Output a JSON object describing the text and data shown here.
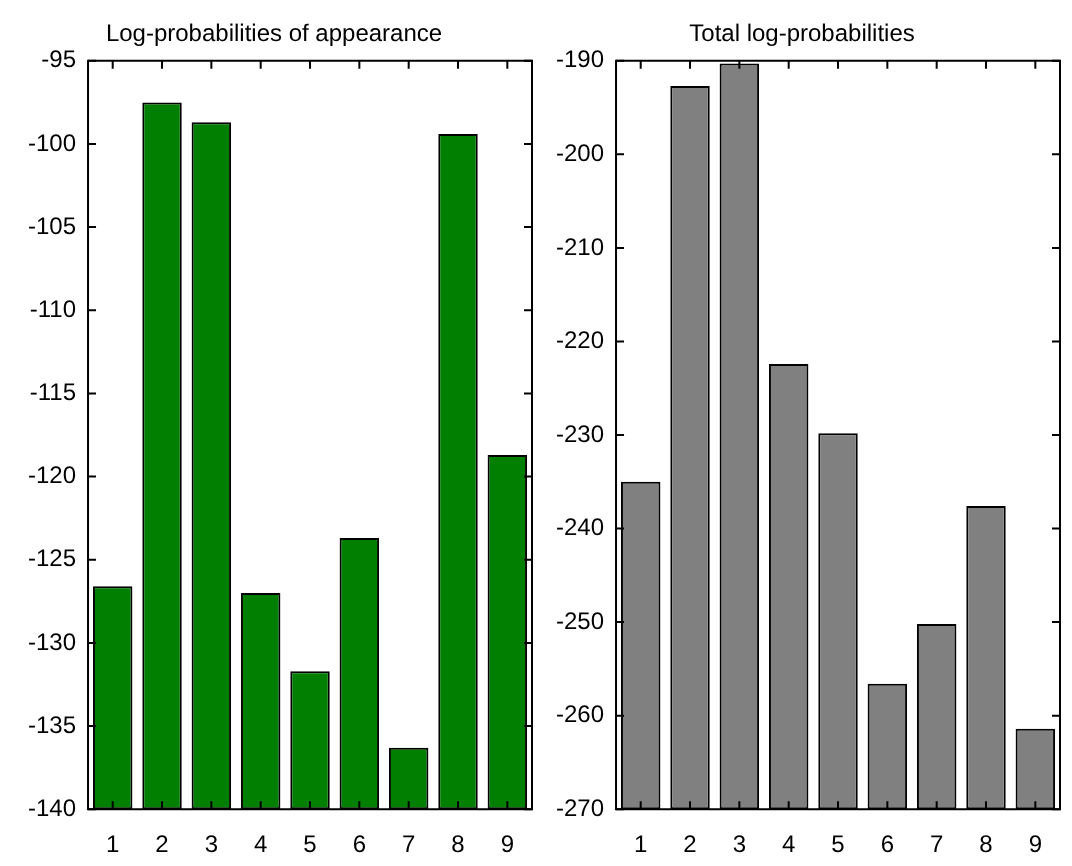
{
  "chart_data": [
    {
      "type": "bar",
      "title": "Log-probabilities of appearance",
      "categories": [
        "1",
        "2",
        "3",
        "4",
        "5",
        "6",
        "7",
        "8",
        "9"
      ],
      "base": [
        -140,
        -140,
        -140,
        -140,
        -140,
        -140,
        -140,
        -140,
        -140
      ],
      "values": [
        13.4,
        42.5,
        41.3,
        13.0,
        8.3,
        16.3,
        3.7,
        40.6,
        21.3
      ],
      "color": "#007f00",
      "ylim": [
        -140,
        -95
      ],
      "yticks": [
        -140,
        -135,
        -130,
        -125,
        -120,
        -115,
        -110,
        -105,
        -100,
        -95
      ],
      "grid": false,
      "legend": false
    },
    {
      "type": "bar",
      "title": "Total log-probabilities",
      "categories": [
        "1",
        "2",
        "3",
        "4",
        "5",
        "6",
        "7",
        "8",
        "9"
      ],
      "base": [
        -270,
        -270,
        -270,
        -270,
        -270,
        -270,
        -270,
        -270,
        -270
      ],
      "values": [
        35.0,
        77.3,
        79.7,
        47.6,
        40.2,
        13.4,
        19.8,
        32.4,
        8.6
      ],
      "color": "#808080",
      "ylim": [
        -270,
        -190
      ],
      "yticks": [
        -270,
        -260,
        -250,
        -240,
        -230,
        -220,
        -210,
        -200,
        -190
      ],
      "grid": false,
      "legend": false
    }
  ]
}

Task requirements: The records above need to be restated word for word, with the pictures left out.

Result of this exercise:
Output a JSON object describing the text and data shown here.
{
  "chart_data": [
    {
      "type": "bar",
      "title": "Log-probabilities of appearance",
      "categories": [
        "1",
        "2",
        "3",
        "4",
        "5",
        "6",
        "7",
        "8",
        "9"
      ],
      "base": [
        -140,
        -140,
        -140,
        -140,
        -140,
        -140,
        -140,
        -140,
        -140
      ],
      "values": [
        13.4,
        42.5,
        41.3,
        13.0,
        8.3,
        16.3,
        3.7,
        40.6,
        21.3
      ],
      "color": "#007f00",
      "ylim": [
        -140,
        -95
      ],
      "yticks": [
        -140,
        -135,
        -130,
        -125,
        -120,
        -115,
        -110,
        -105,
        -100,
        -95
      ],
      "grid": false,
      "legend": false
    },
    {
      "type": "bar",
      "title": "Total log-probabilities",
      "categories": [
        "1",
        "2",
        "3",
        "4",
        "5",
        "6",
        "7",
        "8",
        "9"
      ],
      "base": [
        -270,
        -270,
        -270,
        -270,
        -270,
        -270,
        -270,
        -270,
        -270
      ],
      "values": [
        35.0,
        77.3,
        79.7,
        47.6,
        40.2,
        13.4,
        19.8,
        32.4,
        8.6
      ],
      "color": "#808080",
      "ylim": [
        -270,
        -190
      ],
      "yticks": [
        -270,
        -260,
        -250,
        -240,
        -230,
        -220,
        -210,
        -200,
        -190
      ],
      "grid": false,
      "legend": false
    }
  ]
}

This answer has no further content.